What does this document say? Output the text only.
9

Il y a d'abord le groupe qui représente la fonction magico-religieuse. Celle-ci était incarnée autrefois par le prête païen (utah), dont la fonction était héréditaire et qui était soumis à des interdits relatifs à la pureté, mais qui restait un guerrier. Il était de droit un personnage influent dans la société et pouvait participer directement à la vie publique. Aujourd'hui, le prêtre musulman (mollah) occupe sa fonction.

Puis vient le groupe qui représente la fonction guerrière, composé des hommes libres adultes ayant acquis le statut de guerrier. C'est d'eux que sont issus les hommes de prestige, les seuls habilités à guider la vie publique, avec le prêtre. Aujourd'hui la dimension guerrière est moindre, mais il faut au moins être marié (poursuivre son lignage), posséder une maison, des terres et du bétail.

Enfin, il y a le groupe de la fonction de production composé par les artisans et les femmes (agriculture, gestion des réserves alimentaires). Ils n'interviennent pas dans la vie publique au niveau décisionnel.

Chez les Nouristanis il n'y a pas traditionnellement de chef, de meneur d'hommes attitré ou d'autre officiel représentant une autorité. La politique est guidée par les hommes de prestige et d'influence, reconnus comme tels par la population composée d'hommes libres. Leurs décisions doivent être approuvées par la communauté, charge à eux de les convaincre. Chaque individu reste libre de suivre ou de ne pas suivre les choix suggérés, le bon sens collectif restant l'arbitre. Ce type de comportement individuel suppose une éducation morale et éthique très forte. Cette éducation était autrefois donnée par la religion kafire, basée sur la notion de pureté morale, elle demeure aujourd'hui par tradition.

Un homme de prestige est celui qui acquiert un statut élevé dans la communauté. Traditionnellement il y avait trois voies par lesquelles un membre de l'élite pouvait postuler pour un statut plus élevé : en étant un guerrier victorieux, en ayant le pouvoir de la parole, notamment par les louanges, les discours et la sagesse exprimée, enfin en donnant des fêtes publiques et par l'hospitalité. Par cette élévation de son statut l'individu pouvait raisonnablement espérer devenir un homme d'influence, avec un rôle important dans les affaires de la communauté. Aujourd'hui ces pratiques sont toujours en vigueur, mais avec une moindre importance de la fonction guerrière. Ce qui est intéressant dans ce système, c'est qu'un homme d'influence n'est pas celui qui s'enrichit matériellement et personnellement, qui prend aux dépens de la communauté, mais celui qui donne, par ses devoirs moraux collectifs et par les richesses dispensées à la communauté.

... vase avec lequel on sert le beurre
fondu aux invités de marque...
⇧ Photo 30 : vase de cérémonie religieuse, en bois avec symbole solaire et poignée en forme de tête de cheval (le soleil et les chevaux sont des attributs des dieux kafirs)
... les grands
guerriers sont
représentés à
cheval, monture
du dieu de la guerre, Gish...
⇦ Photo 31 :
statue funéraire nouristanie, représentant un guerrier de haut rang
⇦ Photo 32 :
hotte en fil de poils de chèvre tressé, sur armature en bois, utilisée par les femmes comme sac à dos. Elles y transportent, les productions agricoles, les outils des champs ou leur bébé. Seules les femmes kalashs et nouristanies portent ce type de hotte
***
[WHAT TO PRODUCE]
Copy the records above exactly as they appear.

[ANSWER TO THIS PROBLEM]
What does this document say? Output the text only.
9

Il y a d'abord le groupe qui représente la fonction magico-religieuse. Celle-ci était incarnée autrefois par le prête païen (utah), dont la fonction était héréditaire et qui était soumis à des interdits relatifs à la pureté, mais qui restait un guerrier. Il était de droit un personnage influent dans la société et pouvait participer directement à la vie publique. Aujourd'hui, le prêtre musulman (mollah) occupe sa fonction.

Puis vient le groupe qui représente la fonction guerrière, composé des hommes libres adultes ayant acquis le statut de guerrier. C'est d'eux que sont issus les hommes de prestige, les seuls habilités à guider la vie publique, avec le prêtre. Aujourd'hui la dimension guerrière est moindre, mais il faut au moins être marié (poursuivre son lignage), posséder une maison, des terres et du bétail.

Enfin, il y a le groupe de la fonction de production composé par les artisans et les femmes (agriculture, gestion des réserves alimentaires). Ils n'interviennent pas dans la vie publique au niveau décisionnel.

Chez les Nouristanis il n'y a pas traditionnellement de chef, de meneur d'hommes attitré ou d'autre officiel représentant une autorité. La politique est guidée par les hommes de prestige et d'influence, reconnus comme tels par la population composée d'hommes libres. Leurs décisions doivent être approuvées par la communauté, charge à eux de les convaincre. Chaque individu reste libre de suivre ou de ne pas suivre les choix suggérés, le bon sens collectif restant l'arbitre. Ce type de comportement individuel suppose une éducation morale et éthique très forte. Cette éducation était autrefois donnée par la religion kafire, basée sur la notion de pureté morale, elle demeure aujourd'hui par tradition.

Un homme de prestige est celui qui acquiert un statut élevé dans la communauté. Traditionnellement il y avait trois voies par lesquelles un membre de l'élite pouvait postuler pour un statut plus élevé : en étant un guerrier victorieux, en ayant le pouvoir de la parole, notamment par les louanges, les discours et la sagesse exprimée, enfin en donnant des fêtes publiques et par l'hospitalité. Par cette élévation de son statut l'individu pouvait raisonnablement espérer devenir un homme d'influence, avec un rôle important dans les affaires de la communauté. Aujourd'hui ces pratiques sont toujours en vigueur, mais avec une moindre importance de la fonction guerrière. Ce qui est intéressant dans ce système, c'est qu'un homme d'influence n'est pas celui qui s'enrichit matériellement et personnellement, qui prend aux dépens de la communauté, mais celui qui donne, par ses devoirs moraux collectifs et par les richesses dispensées à la communauté.

... vase avec lequel on sert le beurre
fondu aux invités de marque...
⇧ Photo 30 : vase de cérémonie religieuse, en bois avec symbole solaire et poignée en forme de tête de cheval (le soleil et les chevaux sont des attributs des dieux kafirs)
... les grands
guerriers sont
représentés à
cheval, monture
du dieu de la guerre, Gish...
⇦ Photo 31 :
statue funéraire nouristanie, représentant un guerrier de haut rang
⇦ Photo 32 :
hotte en fil de poils de chèvre tressé, sur armature en bois, utilisée par les femmes comme sac à dos. Elles y transportent, les productions agricoles, les outils des champs ou leur bébé. Seules les femmes kalashs et nouristanies portent ce type de hotte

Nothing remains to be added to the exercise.